### Objective
Search the records below for the word "Birleştir" and show every line where it occurs.
*** Recorded information
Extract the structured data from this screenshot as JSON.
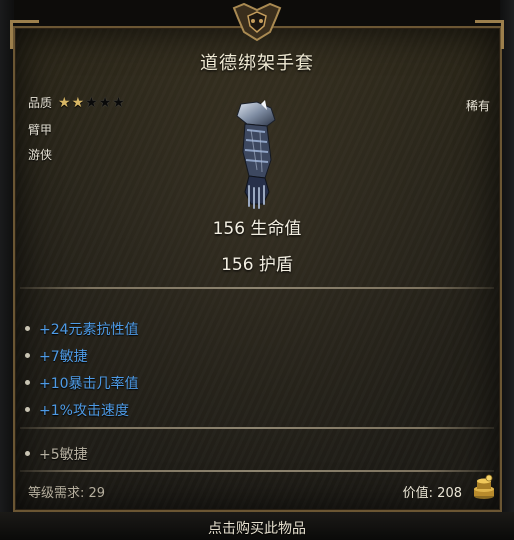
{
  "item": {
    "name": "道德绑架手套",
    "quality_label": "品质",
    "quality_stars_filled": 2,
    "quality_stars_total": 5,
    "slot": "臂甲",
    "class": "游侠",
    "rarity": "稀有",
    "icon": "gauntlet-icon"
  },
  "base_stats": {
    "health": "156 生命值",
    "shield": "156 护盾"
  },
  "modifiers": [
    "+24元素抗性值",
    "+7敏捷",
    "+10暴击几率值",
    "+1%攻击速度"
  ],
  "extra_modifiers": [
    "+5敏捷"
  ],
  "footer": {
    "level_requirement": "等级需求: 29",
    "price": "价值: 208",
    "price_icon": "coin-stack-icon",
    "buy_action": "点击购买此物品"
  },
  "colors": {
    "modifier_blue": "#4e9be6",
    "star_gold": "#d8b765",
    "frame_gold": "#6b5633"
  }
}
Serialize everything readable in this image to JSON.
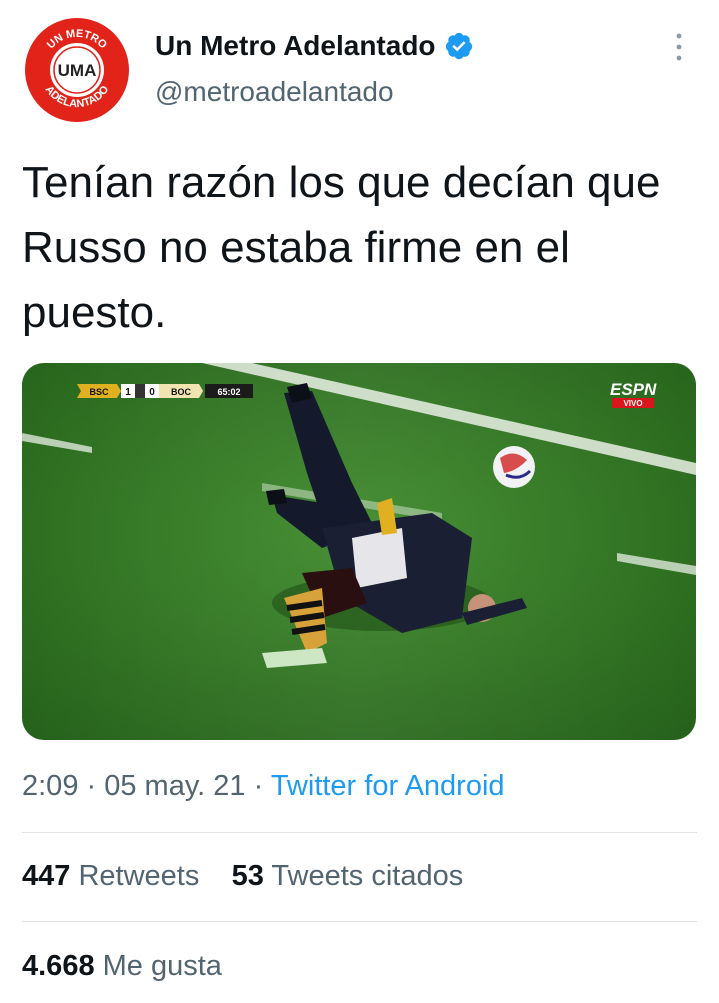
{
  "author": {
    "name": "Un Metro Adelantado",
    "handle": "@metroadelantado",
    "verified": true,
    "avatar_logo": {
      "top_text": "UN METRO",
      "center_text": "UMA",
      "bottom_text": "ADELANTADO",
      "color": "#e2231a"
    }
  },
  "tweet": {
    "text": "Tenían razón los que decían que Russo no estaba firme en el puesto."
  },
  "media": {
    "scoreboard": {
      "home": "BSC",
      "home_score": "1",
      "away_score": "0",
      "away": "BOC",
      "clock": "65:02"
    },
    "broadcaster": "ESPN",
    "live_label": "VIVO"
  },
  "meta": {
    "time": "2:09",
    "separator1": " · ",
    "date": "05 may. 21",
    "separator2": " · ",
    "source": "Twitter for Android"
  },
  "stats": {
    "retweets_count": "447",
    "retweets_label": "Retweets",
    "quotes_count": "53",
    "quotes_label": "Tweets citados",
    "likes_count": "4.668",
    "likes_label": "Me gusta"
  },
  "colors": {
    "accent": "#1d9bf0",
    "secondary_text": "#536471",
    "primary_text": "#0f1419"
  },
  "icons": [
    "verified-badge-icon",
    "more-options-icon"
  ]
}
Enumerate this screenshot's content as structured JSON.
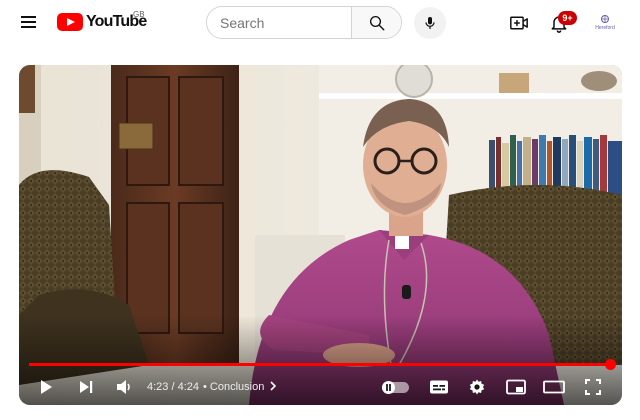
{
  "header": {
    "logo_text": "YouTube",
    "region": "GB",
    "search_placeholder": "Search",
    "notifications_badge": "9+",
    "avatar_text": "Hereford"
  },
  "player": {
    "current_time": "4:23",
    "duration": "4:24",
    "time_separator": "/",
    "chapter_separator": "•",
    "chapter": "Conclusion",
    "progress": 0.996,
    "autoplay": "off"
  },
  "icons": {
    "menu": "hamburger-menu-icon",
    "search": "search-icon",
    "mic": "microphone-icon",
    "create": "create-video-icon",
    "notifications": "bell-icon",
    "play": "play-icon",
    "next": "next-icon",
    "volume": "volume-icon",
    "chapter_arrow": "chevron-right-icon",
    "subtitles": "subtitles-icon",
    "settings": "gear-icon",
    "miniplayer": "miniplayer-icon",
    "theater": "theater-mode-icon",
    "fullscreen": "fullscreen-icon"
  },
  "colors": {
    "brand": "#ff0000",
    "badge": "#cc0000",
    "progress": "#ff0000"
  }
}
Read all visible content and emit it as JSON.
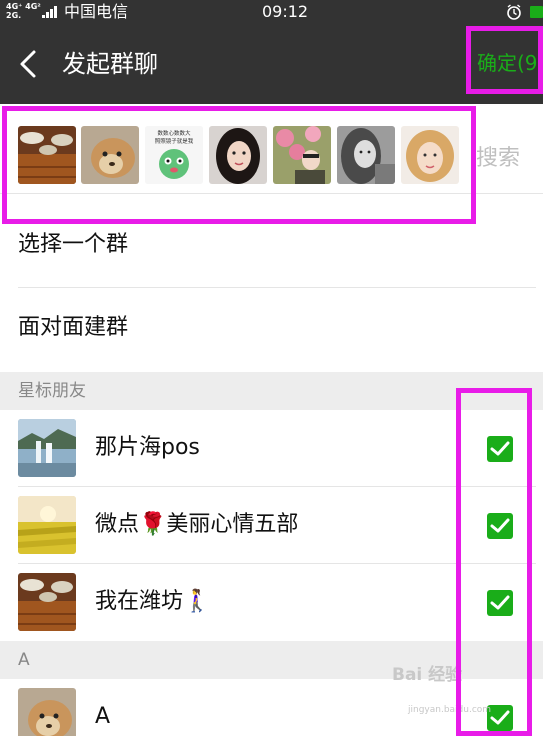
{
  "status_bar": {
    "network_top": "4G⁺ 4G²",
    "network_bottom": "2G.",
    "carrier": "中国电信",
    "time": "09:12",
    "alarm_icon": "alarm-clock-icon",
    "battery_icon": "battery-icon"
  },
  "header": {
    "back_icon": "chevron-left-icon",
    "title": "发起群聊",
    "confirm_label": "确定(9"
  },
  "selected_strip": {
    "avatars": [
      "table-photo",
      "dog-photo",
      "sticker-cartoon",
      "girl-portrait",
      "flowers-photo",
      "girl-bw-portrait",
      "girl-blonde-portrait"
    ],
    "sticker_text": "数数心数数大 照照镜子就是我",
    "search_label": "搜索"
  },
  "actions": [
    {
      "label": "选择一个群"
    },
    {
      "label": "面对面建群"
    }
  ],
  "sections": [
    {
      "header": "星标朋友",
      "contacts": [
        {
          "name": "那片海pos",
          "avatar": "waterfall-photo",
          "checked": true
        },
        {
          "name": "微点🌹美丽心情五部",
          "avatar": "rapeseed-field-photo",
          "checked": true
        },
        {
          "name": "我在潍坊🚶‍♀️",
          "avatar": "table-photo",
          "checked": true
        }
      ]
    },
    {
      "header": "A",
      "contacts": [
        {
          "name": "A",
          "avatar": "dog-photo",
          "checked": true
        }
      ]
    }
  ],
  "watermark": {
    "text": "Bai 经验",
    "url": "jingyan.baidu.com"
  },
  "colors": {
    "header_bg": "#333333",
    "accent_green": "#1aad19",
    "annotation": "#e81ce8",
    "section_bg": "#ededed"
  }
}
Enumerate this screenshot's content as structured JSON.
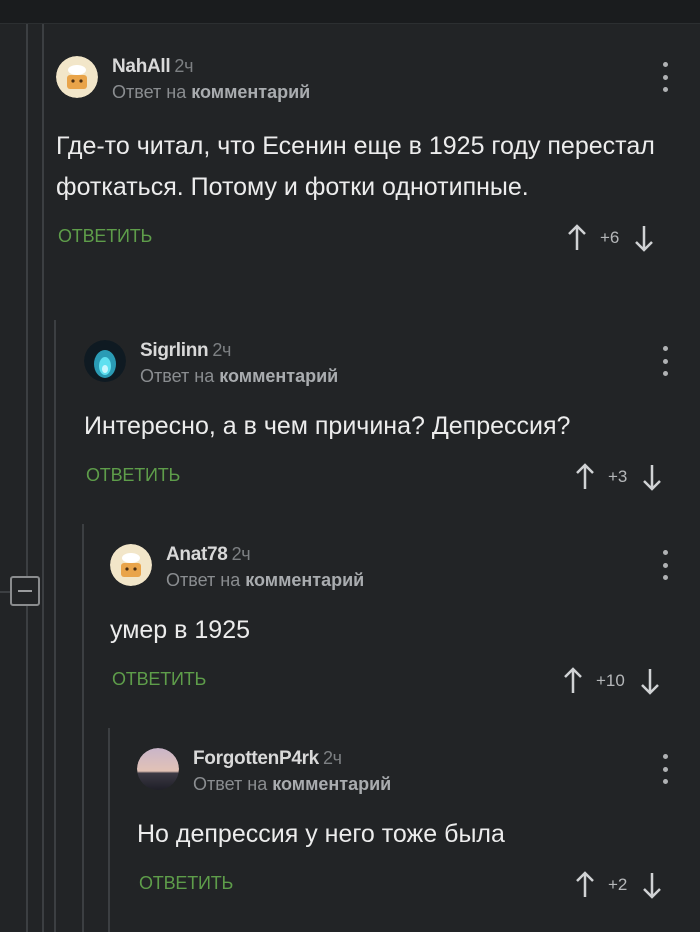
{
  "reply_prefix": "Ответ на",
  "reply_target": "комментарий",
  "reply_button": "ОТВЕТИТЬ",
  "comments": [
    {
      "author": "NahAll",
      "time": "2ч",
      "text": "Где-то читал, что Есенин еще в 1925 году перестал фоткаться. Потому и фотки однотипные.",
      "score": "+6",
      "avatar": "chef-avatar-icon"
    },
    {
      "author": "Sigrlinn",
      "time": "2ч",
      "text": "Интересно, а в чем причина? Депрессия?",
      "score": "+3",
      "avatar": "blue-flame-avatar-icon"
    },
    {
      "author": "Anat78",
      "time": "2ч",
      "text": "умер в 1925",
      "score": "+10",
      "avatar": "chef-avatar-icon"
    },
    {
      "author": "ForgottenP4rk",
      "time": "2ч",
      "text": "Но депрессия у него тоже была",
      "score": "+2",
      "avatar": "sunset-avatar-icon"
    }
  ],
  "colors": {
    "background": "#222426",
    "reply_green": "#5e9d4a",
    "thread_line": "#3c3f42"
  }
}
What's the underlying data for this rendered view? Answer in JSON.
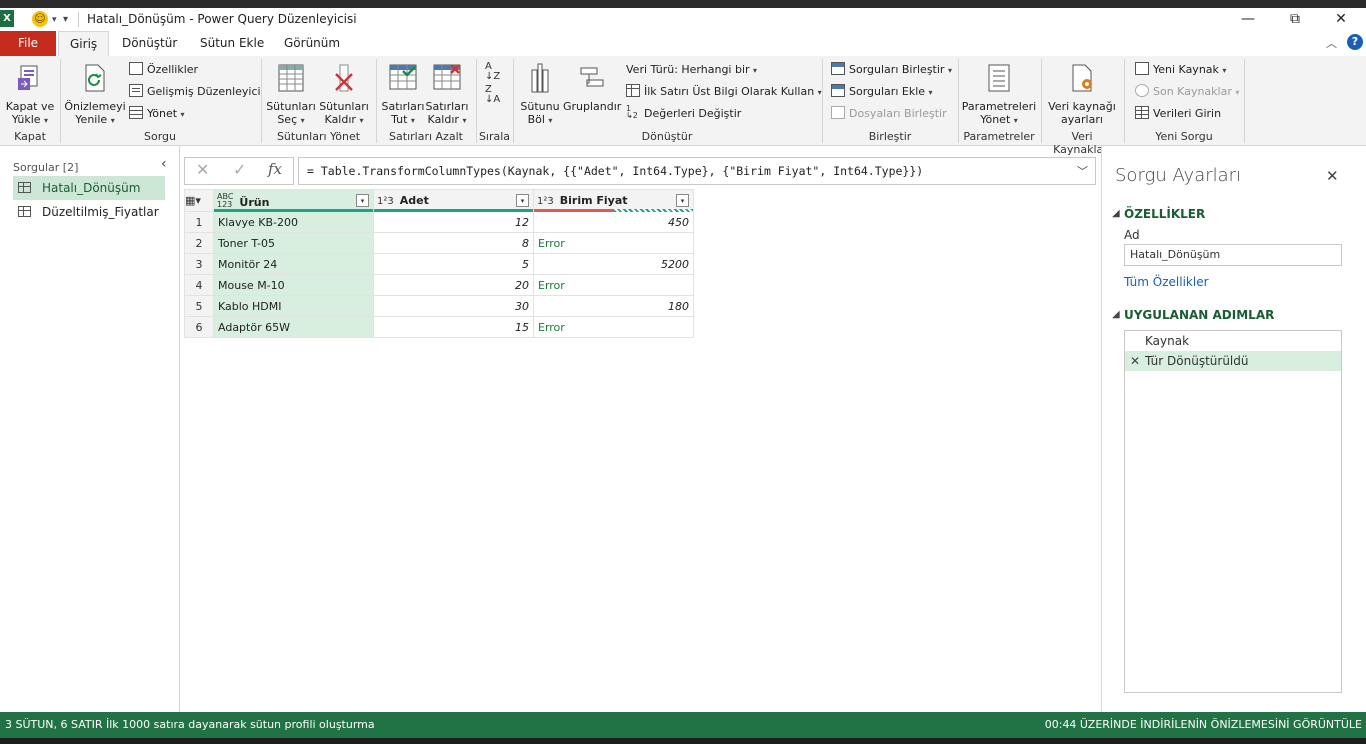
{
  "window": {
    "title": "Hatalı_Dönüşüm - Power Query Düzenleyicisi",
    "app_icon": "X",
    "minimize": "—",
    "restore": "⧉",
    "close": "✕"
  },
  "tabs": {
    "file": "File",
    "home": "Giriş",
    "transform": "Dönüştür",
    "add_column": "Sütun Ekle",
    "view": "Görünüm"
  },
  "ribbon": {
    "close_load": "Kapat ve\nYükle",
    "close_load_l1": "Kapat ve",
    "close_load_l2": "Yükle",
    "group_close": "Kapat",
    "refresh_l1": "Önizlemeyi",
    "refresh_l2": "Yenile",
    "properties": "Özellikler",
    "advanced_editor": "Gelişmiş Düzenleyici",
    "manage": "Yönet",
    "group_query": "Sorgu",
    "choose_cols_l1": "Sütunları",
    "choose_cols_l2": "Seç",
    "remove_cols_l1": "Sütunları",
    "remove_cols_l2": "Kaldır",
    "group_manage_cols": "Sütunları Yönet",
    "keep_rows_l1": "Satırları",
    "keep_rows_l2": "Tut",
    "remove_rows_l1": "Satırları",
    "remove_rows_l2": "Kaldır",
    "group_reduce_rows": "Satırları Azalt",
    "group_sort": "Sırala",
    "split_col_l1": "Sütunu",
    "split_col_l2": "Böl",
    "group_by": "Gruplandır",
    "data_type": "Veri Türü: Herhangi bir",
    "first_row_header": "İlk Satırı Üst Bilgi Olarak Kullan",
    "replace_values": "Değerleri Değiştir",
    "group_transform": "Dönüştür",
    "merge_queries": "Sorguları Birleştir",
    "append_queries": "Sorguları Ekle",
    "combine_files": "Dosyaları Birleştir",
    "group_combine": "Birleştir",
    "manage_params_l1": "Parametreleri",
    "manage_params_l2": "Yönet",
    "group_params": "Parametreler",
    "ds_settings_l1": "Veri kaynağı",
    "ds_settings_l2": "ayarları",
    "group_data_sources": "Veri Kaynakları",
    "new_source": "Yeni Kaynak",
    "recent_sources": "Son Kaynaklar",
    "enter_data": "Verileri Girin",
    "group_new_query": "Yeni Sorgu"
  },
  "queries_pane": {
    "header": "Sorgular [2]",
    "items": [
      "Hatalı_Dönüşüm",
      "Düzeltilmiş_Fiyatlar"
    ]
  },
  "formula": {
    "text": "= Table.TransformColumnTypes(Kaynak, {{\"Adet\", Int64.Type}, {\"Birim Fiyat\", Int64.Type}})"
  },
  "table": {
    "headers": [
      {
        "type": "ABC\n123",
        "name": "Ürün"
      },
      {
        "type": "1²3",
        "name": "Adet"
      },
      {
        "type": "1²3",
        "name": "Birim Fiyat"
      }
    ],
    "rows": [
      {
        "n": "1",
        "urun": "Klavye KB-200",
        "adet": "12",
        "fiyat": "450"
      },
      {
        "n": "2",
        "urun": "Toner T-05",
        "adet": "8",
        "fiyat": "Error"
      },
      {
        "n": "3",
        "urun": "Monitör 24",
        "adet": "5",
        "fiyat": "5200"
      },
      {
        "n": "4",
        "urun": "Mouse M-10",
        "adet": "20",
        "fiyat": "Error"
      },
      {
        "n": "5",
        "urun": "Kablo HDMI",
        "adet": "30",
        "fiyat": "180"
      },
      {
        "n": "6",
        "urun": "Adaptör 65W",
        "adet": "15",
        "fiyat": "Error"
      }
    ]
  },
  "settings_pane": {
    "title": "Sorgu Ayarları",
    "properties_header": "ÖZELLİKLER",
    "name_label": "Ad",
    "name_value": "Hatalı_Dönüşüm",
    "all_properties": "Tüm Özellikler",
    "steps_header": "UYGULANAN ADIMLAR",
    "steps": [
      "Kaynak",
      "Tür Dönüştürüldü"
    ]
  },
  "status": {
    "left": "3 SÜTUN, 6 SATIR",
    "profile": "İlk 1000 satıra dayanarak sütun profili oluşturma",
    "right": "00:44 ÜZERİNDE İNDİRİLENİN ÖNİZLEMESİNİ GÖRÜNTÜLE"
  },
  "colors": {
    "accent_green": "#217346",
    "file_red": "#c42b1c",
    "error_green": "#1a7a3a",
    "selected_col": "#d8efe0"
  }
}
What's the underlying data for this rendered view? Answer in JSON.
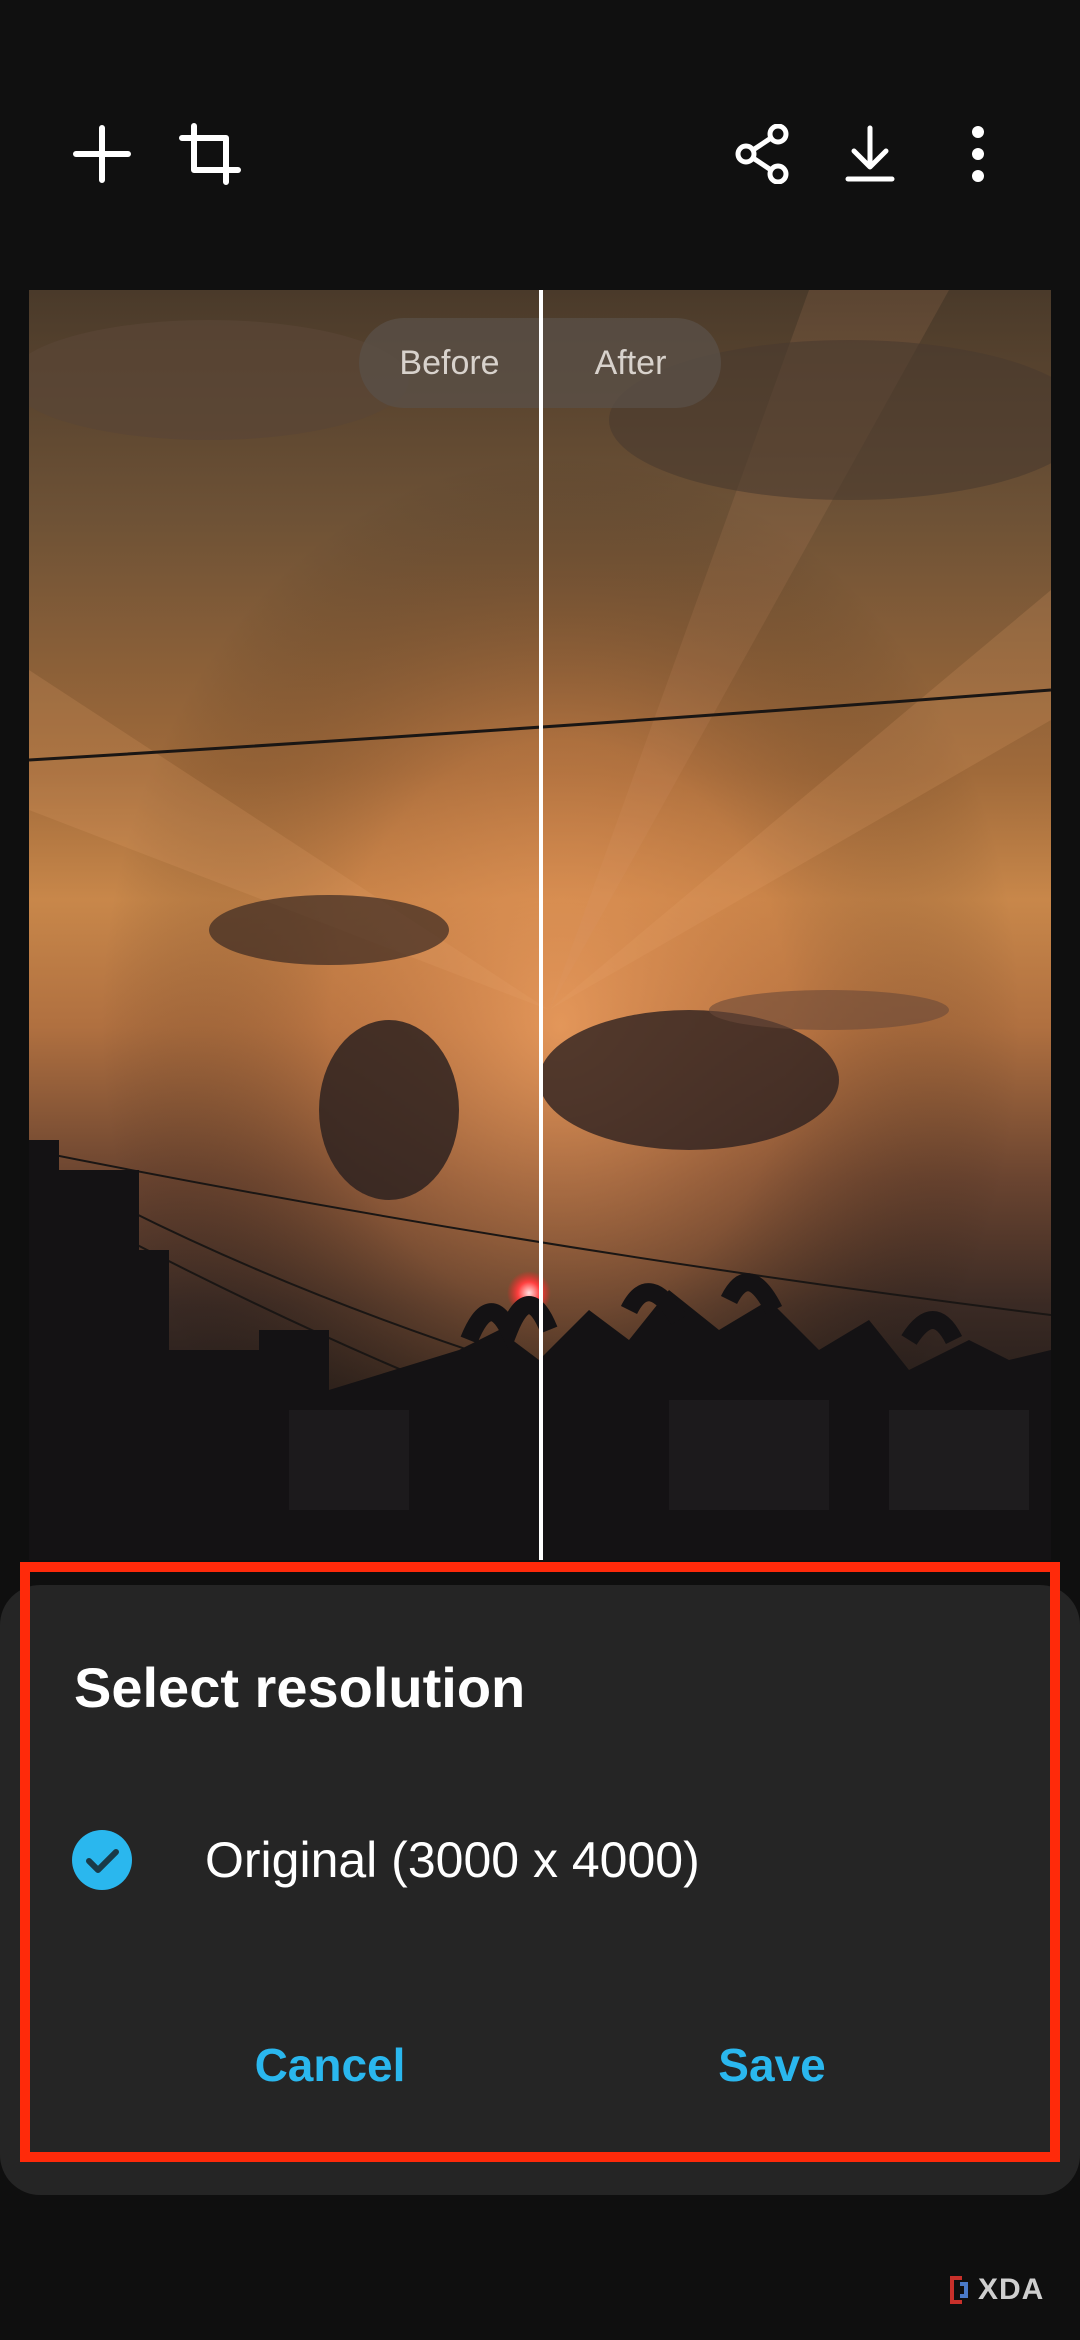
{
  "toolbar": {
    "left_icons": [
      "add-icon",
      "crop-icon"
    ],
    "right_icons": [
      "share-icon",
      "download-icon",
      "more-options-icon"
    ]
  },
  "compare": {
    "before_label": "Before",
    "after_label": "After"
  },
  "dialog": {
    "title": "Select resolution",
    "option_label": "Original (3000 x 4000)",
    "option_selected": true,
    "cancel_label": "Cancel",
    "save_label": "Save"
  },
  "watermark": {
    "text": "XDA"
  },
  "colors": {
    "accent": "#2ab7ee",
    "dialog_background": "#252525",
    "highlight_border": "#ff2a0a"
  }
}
******
### Reply
    "merge_queries": "Sorguları Birleştir",
    "combine_files": "Dosyaları Birleştir",
    "group_combine": "Birleştir",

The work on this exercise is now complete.